Bloc de texte:
--------------------
Il s’appelait Ousseynou, c’était un homme bien, il n’a pas cherché à faire du mal dans sa vie, il a fait de ses deux garçons des hommes bien. C’était mon ami et même si on en pouvait pas beaucoup ou souvent communiquer, il me manque déjà énormément.
Ici au Sénégal les coutumes autour du décès sont tout à fait différentes des nôtres. Tout d’abord les gens sont très croyants et pratiquants. Qu’ils soient musulmans (pour la grande majorité) ou chrétiens, les sénégalais s’en remettent énormément à Dieu. Ça permet sûrement « d’avaler la pilule » plus facilement, de se rassurer en se disant que le défunt est accueilli au Paradis, de s’en remettre à la volonté divine… Je trouve généralement les gens ici moins « fâchés » par la mort.
L’enterrement est immédiat : 2, 4, maximum 6 heures après le décès de la personne. C’est extrêmement rapide, ce qui signifie que si tu n’es pas sur place, tu n’assiste pas à la mise en terre du corps. Le frère aîné de la famille travaille à 600 kilomètres du village, il a pris départ immédiatement mais n’est pas encore arrivé « à la maison », son papa lui est déjà sous terre depuis 18 heures.
--------------------
Enregistrements des limites des éléments:
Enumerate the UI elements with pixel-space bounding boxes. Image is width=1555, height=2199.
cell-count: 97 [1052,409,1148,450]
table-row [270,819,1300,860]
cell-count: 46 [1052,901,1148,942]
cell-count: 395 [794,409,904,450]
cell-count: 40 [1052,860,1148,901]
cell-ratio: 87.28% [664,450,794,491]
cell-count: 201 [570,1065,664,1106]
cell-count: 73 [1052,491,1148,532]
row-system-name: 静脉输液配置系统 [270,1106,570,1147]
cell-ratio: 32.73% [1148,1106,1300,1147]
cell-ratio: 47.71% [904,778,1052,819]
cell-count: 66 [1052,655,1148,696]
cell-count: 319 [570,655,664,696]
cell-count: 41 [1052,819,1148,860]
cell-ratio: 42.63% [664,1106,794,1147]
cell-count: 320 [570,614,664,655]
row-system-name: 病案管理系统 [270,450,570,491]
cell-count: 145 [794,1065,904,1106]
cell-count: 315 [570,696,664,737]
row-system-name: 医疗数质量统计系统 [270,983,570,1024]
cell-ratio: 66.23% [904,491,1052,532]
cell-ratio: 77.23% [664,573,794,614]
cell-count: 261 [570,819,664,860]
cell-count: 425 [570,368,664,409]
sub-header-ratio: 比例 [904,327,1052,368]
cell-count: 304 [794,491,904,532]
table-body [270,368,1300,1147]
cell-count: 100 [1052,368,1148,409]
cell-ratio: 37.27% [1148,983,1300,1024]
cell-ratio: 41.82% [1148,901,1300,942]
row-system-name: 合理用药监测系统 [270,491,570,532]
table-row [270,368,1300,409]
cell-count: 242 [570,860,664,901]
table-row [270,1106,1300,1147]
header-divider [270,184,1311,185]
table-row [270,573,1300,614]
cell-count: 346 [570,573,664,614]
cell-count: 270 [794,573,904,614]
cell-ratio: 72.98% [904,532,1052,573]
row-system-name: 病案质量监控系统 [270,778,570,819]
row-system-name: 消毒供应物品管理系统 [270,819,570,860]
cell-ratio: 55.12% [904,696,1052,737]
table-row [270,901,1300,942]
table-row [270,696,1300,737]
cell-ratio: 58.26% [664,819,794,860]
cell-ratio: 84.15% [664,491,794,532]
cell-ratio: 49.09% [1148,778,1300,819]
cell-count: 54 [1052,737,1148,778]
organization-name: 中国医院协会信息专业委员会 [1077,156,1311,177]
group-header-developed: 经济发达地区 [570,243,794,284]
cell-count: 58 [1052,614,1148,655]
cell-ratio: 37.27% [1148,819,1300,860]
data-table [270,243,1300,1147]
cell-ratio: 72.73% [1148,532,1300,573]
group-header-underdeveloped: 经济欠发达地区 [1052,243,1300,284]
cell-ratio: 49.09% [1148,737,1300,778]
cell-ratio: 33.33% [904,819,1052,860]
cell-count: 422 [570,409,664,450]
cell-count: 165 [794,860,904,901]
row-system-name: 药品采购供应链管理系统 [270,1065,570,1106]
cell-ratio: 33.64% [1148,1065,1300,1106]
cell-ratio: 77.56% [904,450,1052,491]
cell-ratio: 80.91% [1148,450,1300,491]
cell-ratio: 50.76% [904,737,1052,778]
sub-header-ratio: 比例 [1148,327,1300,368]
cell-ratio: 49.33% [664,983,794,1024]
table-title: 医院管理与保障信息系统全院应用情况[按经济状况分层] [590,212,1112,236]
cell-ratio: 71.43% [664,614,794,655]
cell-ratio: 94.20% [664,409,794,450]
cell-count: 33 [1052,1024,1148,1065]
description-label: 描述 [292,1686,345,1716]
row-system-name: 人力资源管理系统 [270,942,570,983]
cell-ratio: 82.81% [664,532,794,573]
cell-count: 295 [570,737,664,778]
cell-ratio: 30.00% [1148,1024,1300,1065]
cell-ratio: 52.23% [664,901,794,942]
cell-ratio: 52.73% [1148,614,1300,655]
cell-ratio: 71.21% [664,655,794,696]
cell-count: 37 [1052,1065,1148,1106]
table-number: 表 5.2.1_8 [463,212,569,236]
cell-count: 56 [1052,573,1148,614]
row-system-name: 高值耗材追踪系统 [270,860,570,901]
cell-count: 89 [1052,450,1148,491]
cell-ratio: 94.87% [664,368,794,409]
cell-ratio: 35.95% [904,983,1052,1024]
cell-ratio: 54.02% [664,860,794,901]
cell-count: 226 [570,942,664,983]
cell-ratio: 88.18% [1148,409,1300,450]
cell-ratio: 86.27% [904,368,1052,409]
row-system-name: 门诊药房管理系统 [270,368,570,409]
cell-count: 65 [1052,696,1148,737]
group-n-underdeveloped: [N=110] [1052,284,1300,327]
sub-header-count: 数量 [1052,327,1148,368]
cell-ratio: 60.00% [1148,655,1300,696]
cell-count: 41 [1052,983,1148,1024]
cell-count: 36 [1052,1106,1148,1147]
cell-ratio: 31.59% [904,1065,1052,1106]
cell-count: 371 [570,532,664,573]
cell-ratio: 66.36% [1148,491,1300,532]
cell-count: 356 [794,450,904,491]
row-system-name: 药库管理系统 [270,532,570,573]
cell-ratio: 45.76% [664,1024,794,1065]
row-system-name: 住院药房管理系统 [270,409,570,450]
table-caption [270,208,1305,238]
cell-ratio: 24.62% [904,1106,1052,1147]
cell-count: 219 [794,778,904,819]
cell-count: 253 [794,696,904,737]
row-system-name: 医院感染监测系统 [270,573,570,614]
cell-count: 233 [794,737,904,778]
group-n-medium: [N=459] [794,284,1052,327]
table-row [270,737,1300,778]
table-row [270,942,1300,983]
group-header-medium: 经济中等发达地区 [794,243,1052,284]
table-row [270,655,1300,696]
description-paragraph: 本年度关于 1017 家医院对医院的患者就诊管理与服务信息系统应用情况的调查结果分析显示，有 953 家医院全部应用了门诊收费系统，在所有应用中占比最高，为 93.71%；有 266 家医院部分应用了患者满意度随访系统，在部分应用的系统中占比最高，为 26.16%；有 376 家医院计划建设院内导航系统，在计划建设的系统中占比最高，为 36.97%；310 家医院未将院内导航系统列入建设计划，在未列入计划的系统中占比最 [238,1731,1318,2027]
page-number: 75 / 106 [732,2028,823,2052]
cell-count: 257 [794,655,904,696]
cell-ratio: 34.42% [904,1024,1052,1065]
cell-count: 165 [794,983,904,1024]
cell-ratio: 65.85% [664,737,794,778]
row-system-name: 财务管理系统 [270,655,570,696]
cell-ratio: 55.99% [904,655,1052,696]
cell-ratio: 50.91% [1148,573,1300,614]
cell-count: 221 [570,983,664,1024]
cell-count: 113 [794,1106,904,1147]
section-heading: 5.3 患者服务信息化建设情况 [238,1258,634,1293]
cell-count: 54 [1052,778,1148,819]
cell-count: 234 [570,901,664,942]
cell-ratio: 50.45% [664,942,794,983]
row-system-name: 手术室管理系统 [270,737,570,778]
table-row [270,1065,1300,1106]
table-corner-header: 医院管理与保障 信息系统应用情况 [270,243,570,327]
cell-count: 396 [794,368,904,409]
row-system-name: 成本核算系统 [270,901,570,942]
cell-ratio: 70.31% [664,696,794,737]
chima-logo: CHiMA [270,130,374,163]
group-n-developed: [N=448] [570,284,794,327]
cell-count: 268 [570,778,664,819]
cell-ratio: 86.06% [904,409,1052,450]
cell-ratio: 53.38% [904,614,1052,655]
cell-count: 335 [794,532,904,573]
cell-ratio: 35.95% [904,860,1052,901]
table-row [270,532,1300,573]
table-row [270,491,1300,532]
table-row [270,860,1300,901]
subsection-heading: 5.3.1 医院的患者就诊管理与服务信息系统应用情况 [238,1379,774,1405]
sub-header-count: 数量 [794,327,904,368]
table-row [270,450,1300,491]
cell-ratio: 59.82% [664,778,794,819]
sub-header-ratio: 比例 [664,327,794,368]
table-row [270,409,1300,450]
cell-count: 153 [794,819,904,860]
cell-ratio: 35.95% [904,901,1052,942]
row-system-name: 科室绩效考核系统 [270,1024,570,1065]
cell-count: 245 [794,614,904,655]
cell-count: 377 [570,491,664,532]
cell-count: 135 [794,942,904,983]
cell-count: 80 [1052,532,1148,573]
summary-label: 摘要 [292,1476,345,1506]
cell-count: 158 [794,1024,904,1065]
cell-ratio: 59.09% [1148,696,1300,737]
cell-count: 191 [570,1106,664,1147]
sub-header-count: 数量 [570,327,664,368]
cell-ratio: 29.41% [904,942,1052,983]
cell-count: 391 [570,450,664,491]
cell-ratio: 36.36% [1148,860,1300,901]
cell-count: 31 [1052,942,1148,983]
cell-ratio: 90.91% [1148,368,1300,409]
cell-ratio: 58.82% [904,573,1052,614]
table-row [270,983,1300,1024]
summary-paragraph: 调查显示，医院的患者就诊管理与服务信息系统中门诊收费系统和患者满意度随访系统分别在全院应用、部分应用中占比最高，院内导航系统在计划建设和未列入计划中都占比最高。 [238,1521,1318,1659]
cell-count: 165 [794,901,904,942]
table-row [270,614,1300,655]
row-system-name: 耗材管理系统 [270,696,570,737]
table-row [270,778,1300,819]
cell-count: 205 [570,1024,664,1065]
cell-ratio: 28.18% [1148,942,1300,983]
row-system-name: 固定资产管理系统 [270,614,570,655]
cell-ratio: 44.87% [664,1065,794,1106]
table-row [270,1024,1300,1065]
--------------------
Consigne:
Recopiez à l'identique le passage du texte sur le deuil au Sénégal qui s'ouvre sur les mots « Il s’appelait Ousseynou, c’était » et se clôt sur « par la mort. ».

Résultat attendu:
Il s’appelait Ousseynou, c’était un homme bien, il n’a pas cherché à faire du mal dans sa vie, il a fait de ses deux garçons des hommes bien. C’était mon ami et même si on en pouvait pas beaucoup ou souvent communiquer, il me manque déjà énormément.
Ici au Sénégal les coutumes autour du décès sont tout à fait différentes des nôtres. Tout d’abord les gens sont très croyants et pratiquants. Qu’ils soient musulmans (pour la grande majorité) ou chrétiens, les sénégalais s’en remettent énormément à Dieu. Ça permet sûrement « d’avaler la pilule » plus facilement, de se rassurer en se disant que le défunt est accueilli au Paradis, de s’en remettre à la volonté divine… Je trouve généralement les gens ici moins « fâchés » par la mort.